<<<<

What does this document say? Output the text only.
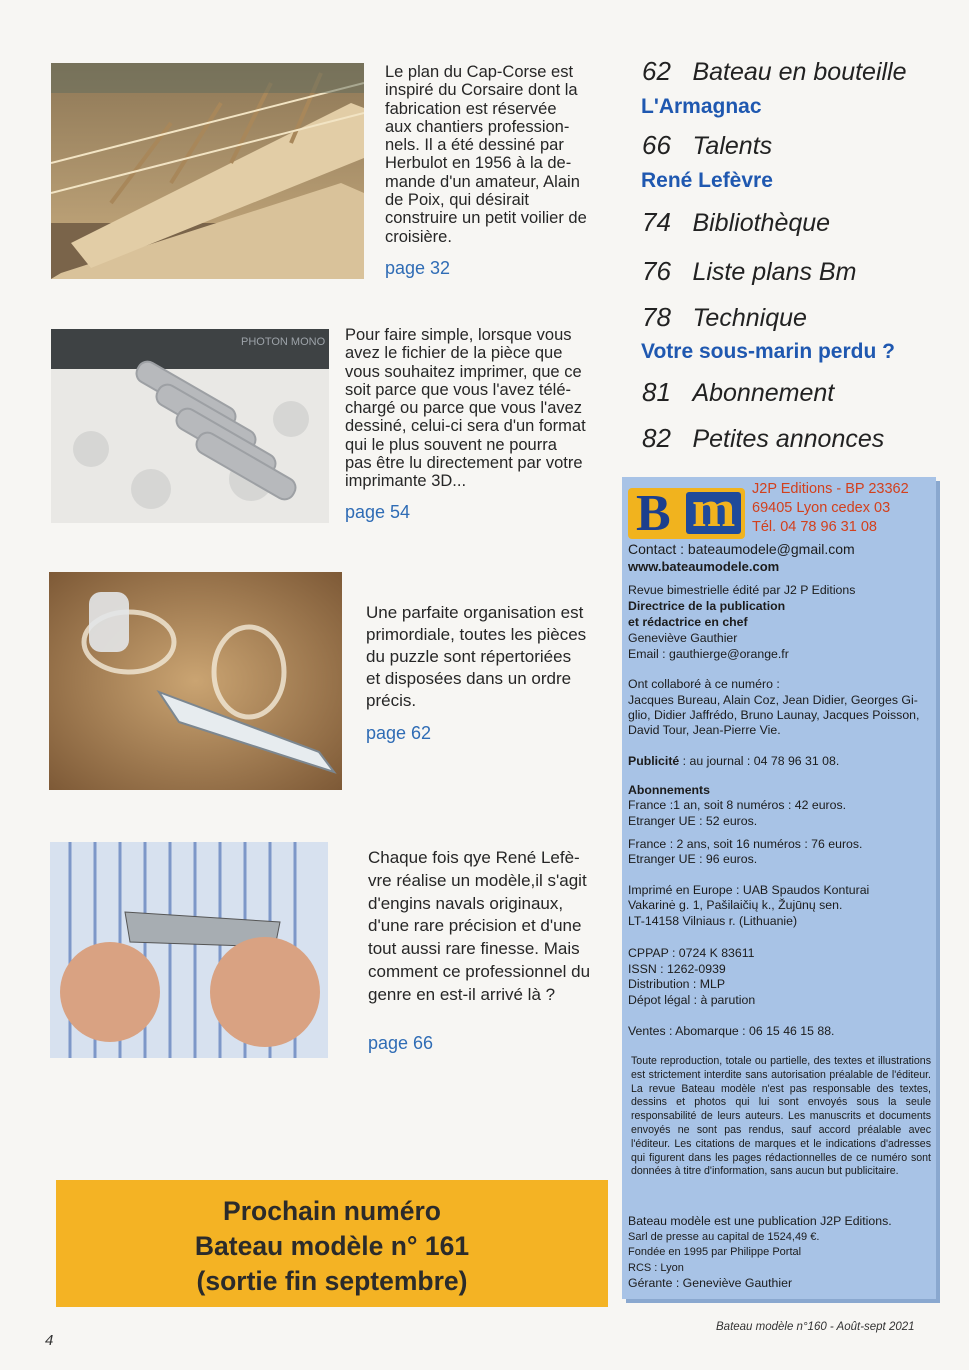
PHOTON MONO
Le plan du Cap-Corse est
inspiré du Corsaire dont la
fabrication est réservée
aux chantiers profession-
nels. Il a été dessiné par
Herbulot en 1956 à la de-
mande d'un amateur, Alain
de Poix, qui désirait
construire un petit voilier de
croisière.
page 32
Pour faire simple, lorsque vous
avez le fichier de la pièce que
vous souhaitez imprimer, que ce
soit parce que vous l'avez télé-
chargé ou parce que vous l'avez
dessiné, celui-ci sera d'un format
qui le plus souvent ne pourra
pas être lu directement par votre
imprimante 3D...
page 54
Une parfaite organisation est
primordiale, toutes les pièces
du puzzle sont répertoriées
et disposées dans un ordre
précis.
page 62
Chaque fois qye René Lefè-
vre réalise un modèle,il s'agit
d'engins navals originaux,
d'une rare précision et d'une
tout aussi rare finesse. Mais
comment ce professionnel du
genre en est-il arrivé là ?
page 66
62 Bateau en bouteille
L'Armagnac
66 Talents
René Lefèvre
74 Bibliothèque
76 Liste plans Bm
78 Technique
Votre sous-marin perdu ?
81 Abonnement
82 Petites annonces
B m J2P Editions - BP 23362
69405 Lyon cedex 03
Tél. 04 78 96 31 08
Contact : bateaumodele@gmail.com
www.bateaumodele.com
Revue bimestrielle édité par J2 P Editions
Directrice de la publication
et rédactrice en chef
Geneviève Gauthier
Email : gauthierge@orange.fr
Ont collaboré à ce numéro :
Jacques Bureau, Alain Coz, Jean Didier, Georges Gi-
glio, Didier Jaffrédo, Bruno Launay, Jacques Poisson,
David Tour, Jean-Pierre Vie.
Publicité : au journal : 04 78 96 31 08.
Abonnements
France :1 an, soit 8 numéros : 42 euros.
Etranger UE : 52 euros.
France : 2 ans, soit 16 numéros : 76 euros.
Etranger UE : 96 euros.
Imprimé en Europe : UAB Spaudos Konturai
Vakarinė g. 1, Pašilaičių k., Žujūnų sen.
LT-14158 Vilniaus r. (Lithuanie)
CPPAP : 0724 K 83611
ISSN : 1262-0939
Distribution : MLP
Dépot légal : à parution
Ventes : Abomarque : 06 15 46 15 88.
Toute reproduction, totale ou partielle, des textes et illustrations est strictement interdite sans autorisation préalable de l'éditeur. La revue Bateau modèle n'est pas responsable des textes, dessins et photos qui lui sont envoyés sous la seule responsabilité de leurs auteurs. Les manuscrits et documents envoyés ne sont pas rendus, sauf accord préalable avec l'éditeur. Les citations de marques et le indications d'adresses qui figurent dans les pages rédactionnelles de ce numéro sont données à titre d'information, sans aucun but publicitaire.
Bateau modèle est une publication J2P Editions.
Sarl de presse au capital de 1524,49 €.
Fondée en 1995 par Philippe Portal
RCS : Lyon
Gérante : Geneviève Gauthier
Prochain numéro
Bateau modèle n° 161
(sortie fin septembre)
4
Bateau modèle n°160 - Août-sept 2021
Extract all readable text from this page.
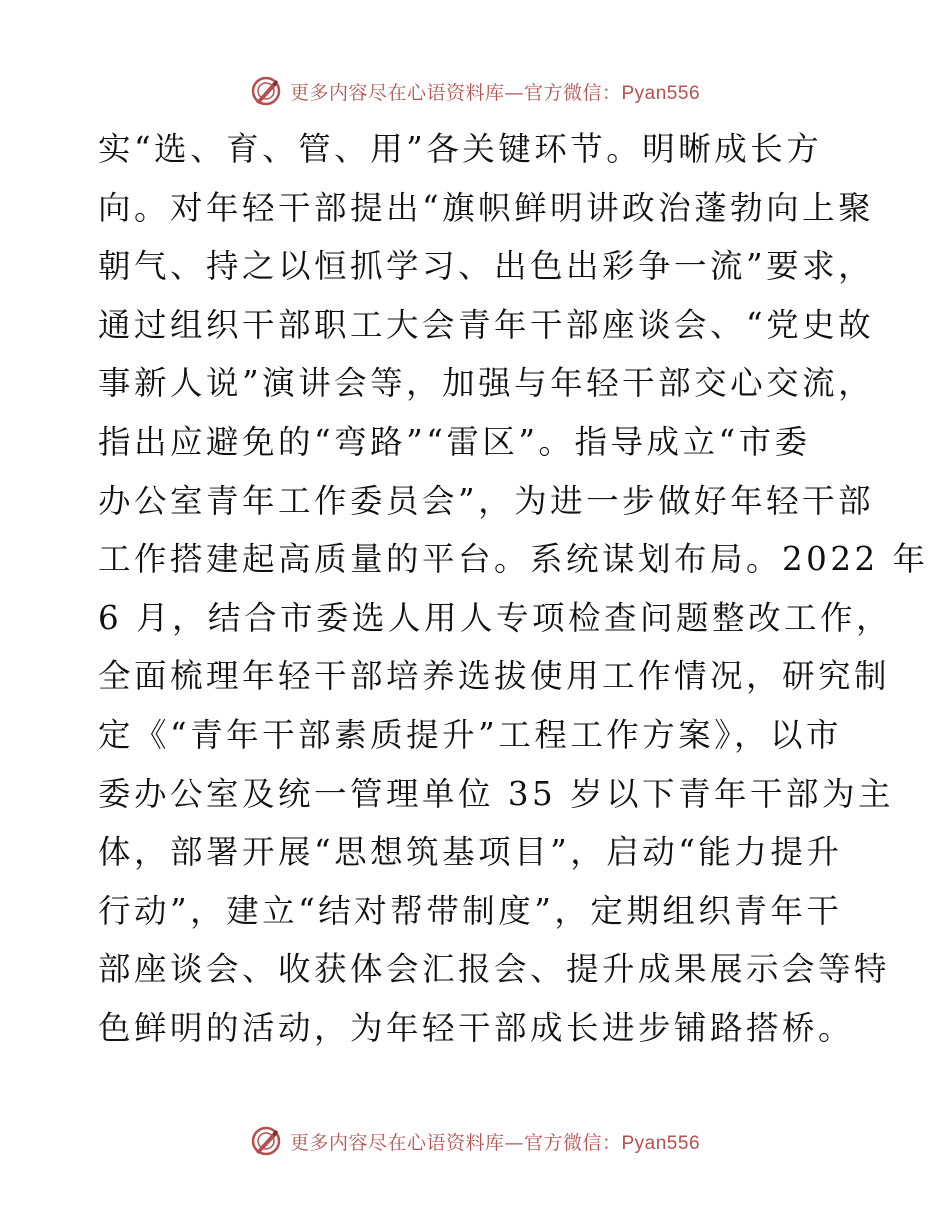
更多内容尽在心语资料库—官方微信：Pyan556
实“选、育、管、用”各关键环节。明晰成长方
向。对年轻干部提出“旗帜鲜明讲政治蓬勃向上聚
朝气、持之以恒抓学习、出色出彩争一流”要求，
通过组织干部职工大会青年干部座谈会、“党史故
事新人说”演讲会等，加强与年轻干部交心交流，
指出应避免的“弯路”“雷区”。指导成立“市委
办公室青年工作委员会”，为进一步做好年轻干部
工作搭建起高质量的平台。系统谋划布局。2022 年
6 月，结合市委选人用人专项检查问题整改工作，
全面梳理年轻干部培养选拔使用工作情况，研究制
定《“青年干部素质提升”工程工作方案》，以市
委办公室及统一管理单位 35 岁以下青年干部为主
体，部署开展“思想筑基项目”，启动“能力提升
行动”，建立“结对帮带制度”，定期组织青年干
部座谈会、收获体会汇报会、提升成果展示会等特
色鲜明的活动，为年轻干部成长进步铺路搭桥。
更多内容尽在心语资料库—官方微信：Pyan556
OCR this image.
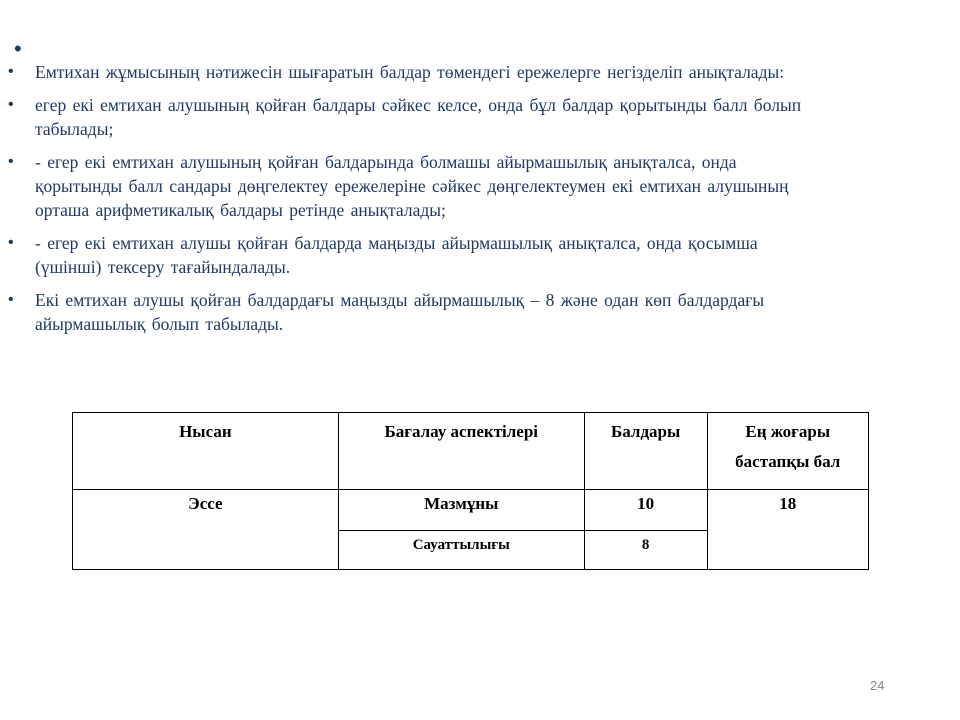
•
• Емтихан жұмысының нәтижесін шығаратын балдар төмендегі ережелерге негізделіп анықталады:
• егер екі емтихан алушының қойған балдары сәйкес келсе, онда бұл балдар қорытынды балл болып табылады;
• - егер екі емтихан алушының қойған балдарында болмашы айырмашылық анықталса, онда қорытынды балл сандары дөңгелектеу ережелеріне сәйкес дөңгелектеумен екі емтихан алушының орташа арифметикалық балдары ретінде анықталады;
• - егер екі емтихан алушы қойған балдарда маңызды айырмашылық анықталса, онда қосымша (үшінші) тексеру тағайындалады.
• Екі емтихан алушы қойған балдардағы маңызды айырмашылық – 8 және одан көп балдардағы айырмашылық болып табылады.
Нысан	Бағалау аспектілері	Балдары	Ең жоғары бастапқы бал
Эссе	Мазмұны	10	18
	Сауаттылығы	8	
24
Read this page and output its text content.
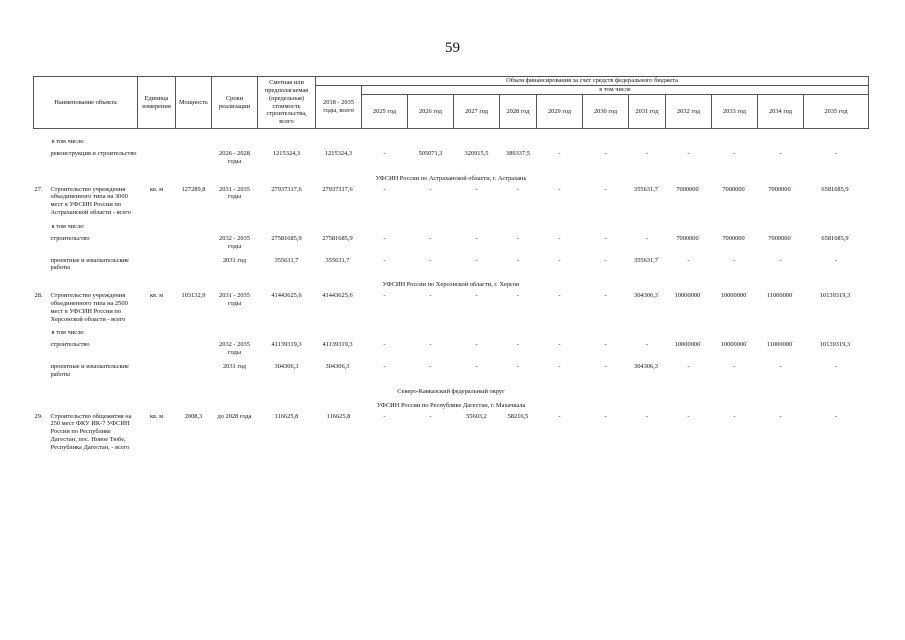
59
Наименование объекта	Единица измерения	Мощность	Сроки реализации	Сметная или предполагаемая (предельная) стоимость строительства, всего	Объем финансирования за счет средств федерального бюджета											
					2018 - 2035 годы, всего	в том числе										
						2025 год	2026 год	2027 год	2028 год	2029 год	2030 год	2031 год	2032 год	2033 год	2034 год	2035 год

в том числе:																

реконструкция и строительство			2026 - 2028 годы	1215324,3	1215324,3	-	505071,3	320915,5	389337,5	-	-	-	-	-	-	-

УФСИН России по Астраханской области, г. Астрахань																

27. Строительство учреждения объединенного типа на 3000 мест в УФСИН России по Астраханской области - всего	кв. м	127289,8	2031 - 2035 годы	27937317,6	27937317,6*	-	-	-	-	-	-	355631,7*	7000000*	7000000*	7000000*	6581685,9*

в том числе:																

строительство			2032 - 2035 годы	27581685,9	27581685,9*	-	-	-	-	-	-	-	7000000*	7000000*	7000000*	6581685,9*

проектные и изыскательские работы			2031 год	355631,7	355631,7*	-	-	-	-	-	-	355631,7*	-	-	-	-

УФСИН России по Херсонской области, г. Херсон																

28. Строительство учреждения объединенного типа на 2500 мест в УФСИН России по Херсонской области - всего	кв. м	103132,9	2031 - 2035 годы	41443625,6	41443625,6*	-	-	-	-	-	-	304306,3*	10000000*	10000000*	11000000*	10139319,3*

в том числе:																

строительство			2032 - 2035 годы	41139319,3	41139319,3*	-	-	-	-	-	-	-	10000000*	10000000*	11000000*	10139319,3*

проектные и изыскательские работы			2031 год	304306,3	304306,3*	-	-	-	-	-	-	304306,3*	-	-	-	-

Северо-Кавказский федеральный округ																
УФСИН России по Республике Дагестан, г. Махачкала																

29. Строительство общежития на 250 мест ФКУ ИК-7 УФСИН России по Республике Дагестан, пос. Новое Тюбе, Республика Дагестан, - всего	кв. м	2008,3	до 2028 года	116625,8	116625,8	-	-	55603,2	58216,5	-	-	-	-	-	-	-
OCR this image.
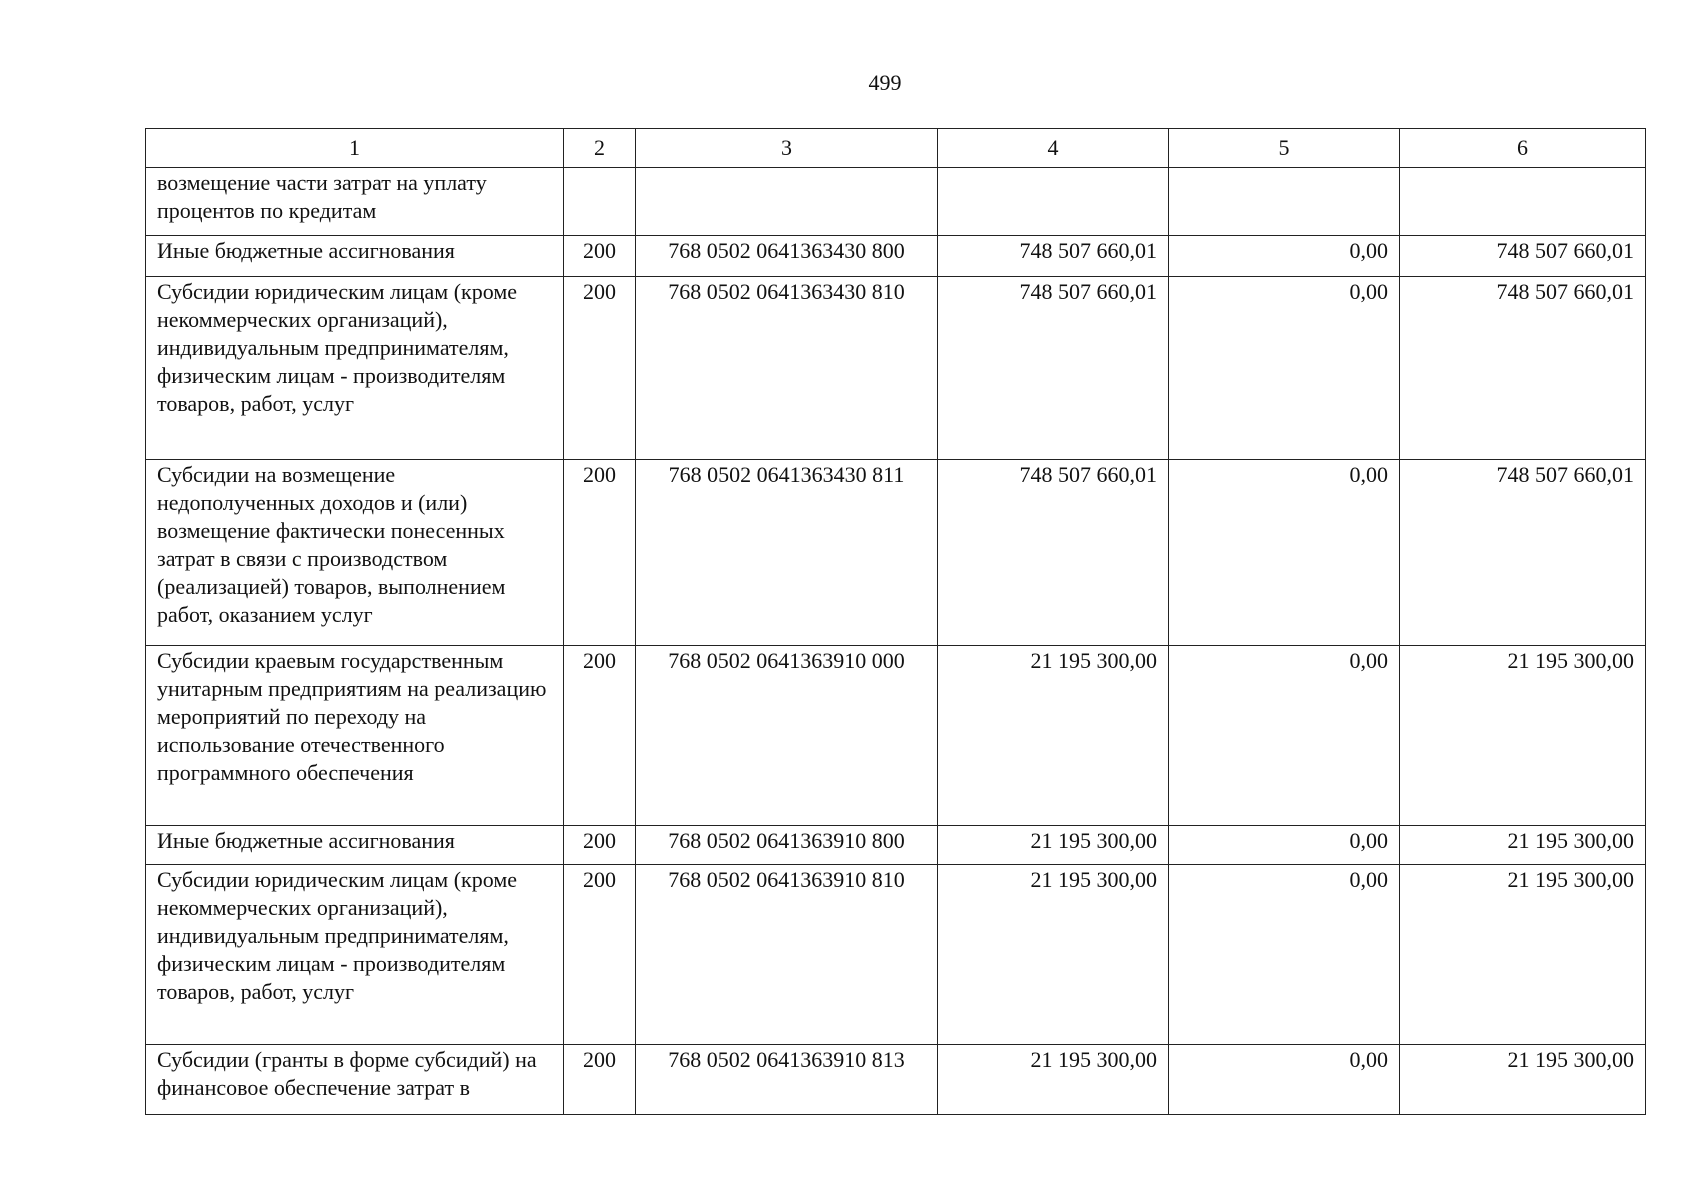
499
1	2	3	4	5	6
возмещение части затрат на уплату процентов по кредитам					
Иные бюджетные ассигнования	200	768 0502 0641363430 800	748 507 660,01	0,00	748 507 660,01
Субсидии юридическим лицам (кроме некоммерческих организаций), индивидуальным предпринимателям, физическим лицам - производителям товаров, работ, услуг	200	768 0502 0641363430 810	748 507 660,01	0,00	748 507 660,01
Субсидии на возмещение недополученных доходов и (или) возмещение фактически понесенных затрат в связи с производством (реализацией) товаров, выполнением работ, оказанием услуг	200	768 0502 0641363430 811	748 507 660,01	0,00	748 507 660,01
Субсидии краевым государственным унитарным предприятиям на реализацию мероприятий по переходу на использование отечественного программного обеспечения	200	768 0502 0641363910 000	21 195 300,00	0,00	21 195 300,00
Иные бюджетные ассигнования	200	768 0502 0641363910 800	21 195 300,00	0,00	21 195 300,00
Субсидии юридическим лицам (кроме некоммерческих организаций), индивидуальным предпринимателям, физическим лицам - производителям товаров, работ, услуг	200	768 0502 0641363910 810	21 195 300,00	0,00	21 195 300,00
Субсидии (гранты в форме субсидий) на финансовое обеспечение затрат в	200	768 0502 0641363910 813	21 195 300,00	0,00	21 195 300,00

>>>>

Find every line in the records that contains the word "затрат"; copy those lines.

> RESULT OF THE EXERCISE
возмещение части затрат на уплату процентов по кредитам					
Субсидии на возмещение недополученных доходов и (или) возмещение фактически понесенных затрат в связи с производством (реализацией) товаров, выполнением работ, оказанием услуг	200	768 0502 0641363430 811	748 507 660,01	0,00	748 507 660,01
Субсидии (гранты в форме субсидий) на финансовое обеспечение затрат в	200	768 0502 0641363910 813	21 195 300,00	0,00	21 195 300,00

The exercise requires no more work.